WRITTEN TASK :: Among the entries below, count the lines where the string "浙江古籍出版社" occurs, and give only the number.

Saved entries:
=======

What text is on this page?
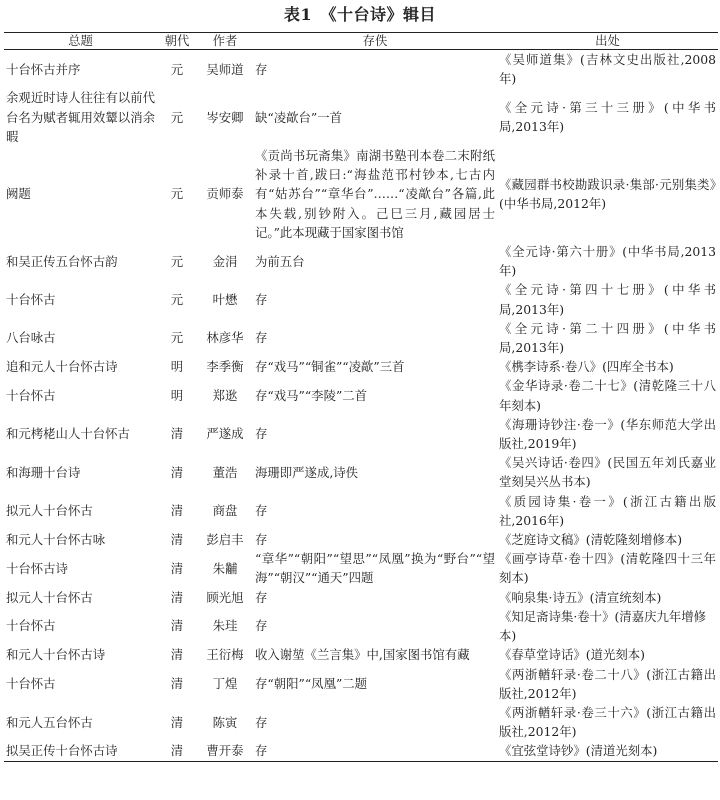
表1　《十台诗》辑目
总题	朝代	作者	存佚	出处
十台怀古并序	元	吴师道	存	《吴师道集》(吉林文史出版社,2008年)
余观近时诗人往往有以前代台名为赋者辄用效颦以消余暇	元	岑安卿	缺“凌歊台”一首	《全元诗·第三十三册》(中华书局,2013年)
阙题	元	贡师泰	《贡尚书玩斋集》南湖书塾刊本卷二末附纸补录十首,跋曰:“海盐范邗村钞本,七古内有“姑苏台”“章华台”……“凌歊台”各篇,此本失载,别钞附入。己巳三月,藏园居士记。”此本现藏于国家图书馆	《藏园群书校勘跋识录·集部·元别集类》(中华书局,2012年)
和吴正传五台怀古韵	元	金涓	为前五台	《全元诗·第六十册》(中华书局,2013年)
十台怀古	元	叶懋	存	《全元诗·第四十七册》(中华书局,2013年)
八台咏古	元	林彦华	存	《全元诗·第二十四册》(中华书局,2013年)
追和元人十台怀古诗	明	李季衡	存“戏马”“铜雀”“凌歊”三首	《槜李诗系·卷八》(四库全书本)
十台怀古	明	郑逖	存“戏马”“李陵”二首	《金华诗录·卷二十七》(清乾隆三十八年刻本)
和元栲栳山人十台怀古	清	严遂成	存	《海珊诗钞注·卷一》(华东师范大学出版社,2019年)
和海珊十台诗	清	董浩	海珊即严遂成,诗佚	《吴兴诗话·卷四》(民国五年刘氏嘉业堂刻吴兴丛书本)
拟元人十台怀古	清	商盘	存	《质园诗集·卷一》(浙江古籍出版社,2016年)
和元人十台怀古咏	清	彭启丰	存	《芝庭诗文稿》(清乾隆刻增修本)
十台怀古诗	清	朱黼	“章华”“朝阳”“望思”“凤凰”换为“野台”“望海”“朝汉”“通天”四题	《画亭诗草·卷十四》(清乾隆四十三年刻本)
拟元人十台怀古	清	顾光旭	存	《响泉集·诗五》(清宣统刻本)
十台怀古	清	朱珪	存	《知足斋诗集·卷十》(清嘉庆九年增修本)
和元人十台怀古诗	清	王衍梅	收入谢堃《兰言集》中,国家图书馆有藏	《春草堂诗话》(道光刻本)
十台怀古	清	丁煌	存“朝阳”“凤凰”二题	《两浙輶轩录·卷二十八》(浙江古籍出版社,2012年)
和元人五台怀古	清	陈寅	存	《两浙輶轩录·卷三十六》(浙江古籍出版社,2012年)
拟吴正传十台怀古诗	清	曹开泰	存	《宜弦堂诗钞》(清道光刻本)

=======

RESPONSE TO THE TASK :: 3